## DESCRIPTION OF THE TASK
List all lines of the data containing the word "text".

Dataset rows about figures:
*-*-*

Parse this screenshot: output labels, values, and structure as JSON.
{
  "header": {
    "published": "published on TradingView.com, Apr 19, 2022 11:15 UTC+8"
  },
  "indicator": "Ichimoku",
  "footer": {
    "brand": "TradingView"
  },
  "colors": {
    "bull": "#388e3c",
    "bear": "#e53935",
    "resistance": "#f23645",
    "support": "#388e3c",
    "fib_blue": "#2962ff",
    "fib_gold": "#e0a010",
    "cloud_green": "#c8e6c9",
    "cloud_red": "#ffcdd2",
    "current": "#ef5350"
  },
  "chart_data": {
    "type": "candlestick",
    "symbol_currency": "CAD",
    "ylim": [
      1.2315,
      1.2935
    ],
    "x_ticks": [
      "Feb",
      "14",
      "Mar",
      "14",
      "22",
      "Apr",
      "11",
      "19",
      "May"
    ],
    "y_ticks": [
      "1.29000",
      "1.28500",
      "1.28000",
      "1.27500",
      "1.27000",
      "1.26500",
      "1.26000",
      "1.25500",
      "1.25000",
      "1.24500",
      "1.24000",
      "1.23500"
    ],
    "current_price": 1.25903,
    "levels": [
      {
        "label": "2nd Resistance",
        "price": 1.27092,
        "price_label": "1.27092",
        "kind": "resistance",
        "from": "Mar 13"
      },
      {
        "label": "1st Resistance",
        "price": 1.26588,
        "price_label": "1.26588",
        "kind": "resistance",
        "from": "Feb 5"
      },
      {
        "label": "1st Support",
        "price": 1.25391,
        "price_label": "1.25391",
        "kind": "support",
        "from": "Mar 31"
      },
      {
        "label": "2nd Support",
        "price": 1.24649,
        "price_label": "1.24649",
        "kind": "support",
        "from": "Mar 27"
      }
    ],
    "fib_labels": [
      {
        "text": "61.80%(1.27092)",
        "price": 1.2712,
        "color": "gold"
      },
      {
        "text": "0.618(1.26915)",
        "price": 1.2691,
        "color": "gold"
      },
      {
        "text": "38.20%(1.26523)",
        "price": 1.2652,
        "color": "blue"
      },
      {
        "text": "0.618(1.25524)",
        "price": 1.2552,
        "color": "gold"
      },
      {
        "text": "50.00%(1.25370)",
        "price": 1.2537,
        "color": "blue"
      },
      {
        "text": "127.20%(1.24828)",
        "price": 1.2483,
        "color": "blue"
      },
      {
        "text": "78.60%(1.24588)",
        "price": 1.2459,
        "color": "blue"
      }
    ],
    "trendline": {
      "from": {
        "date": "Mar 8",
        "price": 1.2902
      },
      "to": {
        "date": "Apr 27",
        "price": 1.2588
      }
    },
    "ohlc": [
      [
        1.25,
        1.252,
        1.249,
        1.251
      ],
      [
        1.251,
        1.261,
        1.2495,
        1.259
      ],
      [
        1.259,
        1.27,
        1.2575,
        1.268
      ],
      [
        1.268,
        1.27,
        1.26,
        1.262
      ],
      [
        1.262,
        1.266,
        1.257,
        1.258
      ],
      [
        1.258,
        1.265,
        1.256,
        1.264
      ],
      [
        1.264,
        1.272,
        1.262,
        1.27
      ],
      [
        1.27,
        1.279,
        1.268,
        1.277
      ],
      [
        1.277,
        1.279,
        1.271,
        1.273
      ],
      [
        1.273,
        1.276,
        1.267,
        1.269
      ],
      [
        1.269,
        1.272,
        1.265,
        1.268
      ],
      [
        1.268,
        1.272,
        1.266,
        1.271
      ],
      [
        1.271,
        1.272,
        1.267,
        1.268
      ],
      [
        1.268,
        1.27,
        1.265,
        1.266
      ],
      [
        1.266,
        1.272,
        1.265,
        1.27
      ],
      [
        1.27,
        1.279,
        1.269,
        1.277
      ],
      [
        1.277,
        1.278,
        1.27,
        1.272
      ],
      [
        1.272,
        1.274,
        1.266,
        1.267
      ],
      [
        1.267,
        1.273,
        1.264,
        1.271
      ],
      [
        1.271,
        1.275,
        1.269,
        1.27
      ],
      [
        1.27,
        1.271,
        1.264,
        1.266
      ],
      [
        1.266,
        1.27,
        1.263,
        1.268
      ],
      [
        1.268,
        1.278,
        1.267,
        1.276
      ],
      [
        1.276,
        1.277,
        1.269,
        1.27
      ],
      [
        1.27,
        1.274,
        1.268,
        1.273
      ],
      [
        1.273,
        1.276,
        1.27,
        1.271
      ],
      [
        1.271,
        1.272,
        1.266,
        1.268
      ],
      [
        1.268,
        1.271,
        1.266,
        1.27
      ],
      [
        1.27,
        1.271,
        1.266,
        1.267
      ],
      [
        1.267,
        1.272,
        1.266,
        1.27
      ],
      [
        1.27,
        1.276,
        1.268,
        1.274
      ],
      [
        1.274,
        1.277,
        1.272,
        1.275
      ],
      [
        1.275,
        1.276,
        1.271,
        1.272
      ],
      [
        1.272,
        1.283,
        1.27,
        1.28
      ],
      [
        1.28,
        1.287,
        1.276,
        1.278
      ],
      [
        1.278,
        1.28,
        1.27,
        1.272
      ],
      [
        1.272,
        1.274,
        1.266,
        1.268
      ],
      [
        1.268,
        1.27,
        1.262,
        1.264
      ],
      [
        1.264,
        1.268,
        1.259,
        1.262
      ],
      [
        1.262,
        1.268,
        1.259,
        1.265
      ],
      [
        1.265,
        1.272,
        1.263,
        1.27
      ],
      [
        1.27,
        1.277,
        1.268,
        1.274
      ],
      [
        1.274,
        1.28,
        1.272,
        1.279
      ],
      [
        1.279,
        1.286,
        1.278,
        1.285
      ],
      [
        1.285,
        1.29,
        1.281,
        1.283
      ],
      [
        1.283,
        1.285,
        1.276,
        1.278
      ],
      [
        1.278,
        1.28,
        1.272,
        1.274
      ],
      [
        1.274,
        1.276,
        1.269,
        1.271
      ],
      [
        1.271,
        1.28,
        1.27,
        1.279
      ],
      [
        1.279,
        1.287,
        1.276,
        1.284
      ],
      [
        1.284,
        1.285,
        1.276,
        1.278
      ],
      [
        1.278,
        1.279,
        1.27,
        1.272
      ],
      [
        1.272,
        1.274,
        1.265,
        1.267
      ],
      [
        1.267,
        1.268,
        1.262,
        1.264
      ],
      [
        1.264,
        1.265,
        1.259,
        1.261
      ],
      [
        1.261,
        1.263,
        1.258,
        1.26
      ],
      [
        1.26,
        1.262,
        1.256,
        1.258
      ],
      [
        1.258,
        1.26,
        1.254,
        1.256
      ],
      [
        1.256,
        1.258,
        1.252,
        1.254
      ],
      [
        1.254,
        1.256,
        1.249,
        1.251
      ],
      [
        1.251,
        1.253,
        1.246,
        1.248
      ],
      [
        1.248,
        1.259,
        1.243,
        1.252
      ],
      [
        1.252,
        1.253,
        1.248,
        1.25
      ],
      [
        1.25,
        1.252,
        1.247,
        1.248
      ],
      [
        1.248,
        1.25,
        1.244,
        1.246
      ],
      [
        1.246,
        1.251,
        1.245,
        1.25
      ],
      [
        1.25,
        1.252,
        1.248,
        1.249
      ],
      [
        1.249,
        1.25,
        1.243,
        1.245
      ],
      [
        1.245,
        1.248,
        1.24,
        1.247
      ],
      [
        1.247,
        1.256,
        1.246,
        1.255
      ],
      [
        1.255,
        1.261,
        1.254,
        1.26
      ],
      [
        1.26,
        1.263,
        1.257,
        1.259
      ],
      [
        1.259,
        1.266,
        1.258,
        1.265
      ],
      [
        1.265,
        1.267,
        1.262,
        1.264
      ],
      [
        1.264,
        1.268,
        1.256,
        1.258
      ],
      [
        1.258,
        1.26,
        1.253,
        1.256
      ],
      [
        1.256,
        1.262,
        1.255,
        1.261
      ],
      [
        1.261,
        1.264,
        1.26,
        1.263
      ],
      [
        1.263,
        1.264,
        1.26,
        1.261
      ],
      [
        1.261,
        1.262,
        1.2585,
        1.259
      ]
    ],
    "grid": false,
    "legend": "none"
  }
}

*-*-*

## EXPECTED ANSWER
        "text": "61.80%(1.27092)",
        "text": "0.618(1.26915)",
        "text": "38.20%(1.26523)",
        "text": "0.618(1.25524)",
        "text": "50.00%(1.25370)",
        "text": "127.20%(1.24828)",
        "text": "78.60%(1.24588)",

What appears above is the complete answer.